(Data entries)
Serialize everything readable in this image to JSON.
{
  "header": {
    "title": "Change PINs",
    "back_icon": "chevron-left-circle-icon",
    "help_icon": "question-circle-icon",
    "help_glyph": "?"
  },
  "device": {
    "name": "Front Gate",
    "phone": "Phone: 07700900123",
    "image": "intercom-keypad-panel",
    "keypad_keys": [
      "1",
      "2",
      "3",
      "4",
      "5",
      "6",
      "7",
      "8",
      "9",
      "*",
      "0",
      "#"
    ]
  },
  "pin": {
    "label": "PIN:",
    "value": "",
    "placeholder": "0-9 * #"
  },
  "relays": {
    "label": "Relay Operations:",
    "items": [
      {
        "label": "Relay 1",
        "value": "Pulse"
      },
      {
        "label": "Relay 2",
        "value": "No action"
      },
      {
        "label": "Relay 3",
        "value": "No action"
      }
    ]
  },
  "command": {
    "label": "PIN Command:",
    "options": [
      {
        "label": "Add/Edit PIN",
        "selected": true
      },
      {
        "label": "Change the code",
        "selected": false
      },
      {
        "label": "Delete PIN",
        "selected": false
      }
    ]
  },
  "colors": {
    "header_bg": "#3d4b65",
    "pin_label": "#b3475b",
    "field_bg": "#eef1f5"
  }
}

- _BRIEF_
Every entry must be quoted exactly as it appears above.

- _THE RESULT_
Serialize everything readable in this image to JSON.
{
  "header": {
    "title": "Change PINs",
    "back_icon": "chevron-left-circle-icon",
    "help_icon": "question-circle-icon",
    "help_glyph": "?"
  },
  "device": {
    "name": "Front Gate",
    "phone": "Phone: 07700900123",
    "image": "intercom-keypad-panel",
    "keypad_keys": [
      "1",
      "2",
      "3",
      "4",
      "5",
      "6",
      "7",
      "8",
      "9",
      "*",
      "0",
      "#"
    ]
  },
  "pin": {
    "label": "PIN:",
    "value": "",
    "placeholder": "0-9 * #"
  },
  "relays": {
    "label": "Relay Operations:",
    "items": [
      {
        "label": "Relay 1",
        "value": "Pulse"
      },
      {
        "label": "Relay 2",
        "value": "No action"
      },
      {
        "label": "Relay 3",
        "value": "No action"
      }
    ]
  },
  "command": {
    "label": "PIN Command:",
    "options": [
      {
        "label": "Add/Edit PIN",
        "selected": true
      },
      {
        "label": "Change the code",
        "selected": false
      },
      {
        "label": "Delete PIN",
        "selected": false
      }
    ]
  },
  "colors": {
    "header_bg": "#3d4b65",
    "pin_label": "#b3475b",
    "field_bg": "#eef1f5"
  }
}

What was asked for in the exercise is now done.